Copy out the lines that include the word "label".

---

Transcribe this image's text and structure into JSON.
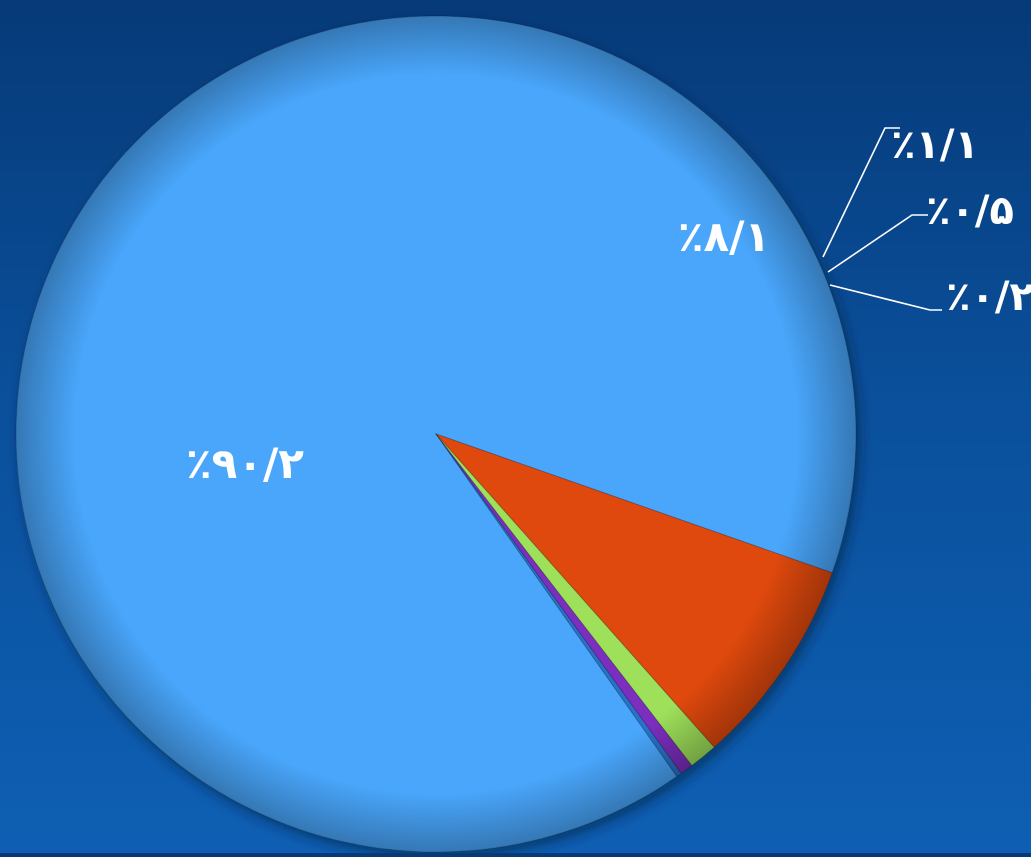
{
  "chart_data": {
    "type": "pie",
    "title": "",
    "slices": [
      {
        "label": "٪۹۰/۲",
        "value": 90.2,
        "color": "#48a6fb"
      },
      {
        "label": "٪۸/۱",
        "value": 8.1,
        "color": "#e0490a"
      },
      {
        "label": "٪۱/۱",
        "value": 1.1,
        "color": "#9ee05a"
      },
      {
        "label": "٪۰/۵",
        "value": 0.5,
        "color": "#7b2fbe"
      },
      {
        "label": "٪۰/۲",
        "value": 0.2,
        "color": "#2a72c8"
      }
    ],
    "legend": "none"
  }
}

---

- [Exercise output]
        "label": "٪۹۰/۲",
        "label": "٪۸/۱",
        "label": "٪۱/۱",
        "label": "٪۰/۵",
        "label": "٪۰/۲",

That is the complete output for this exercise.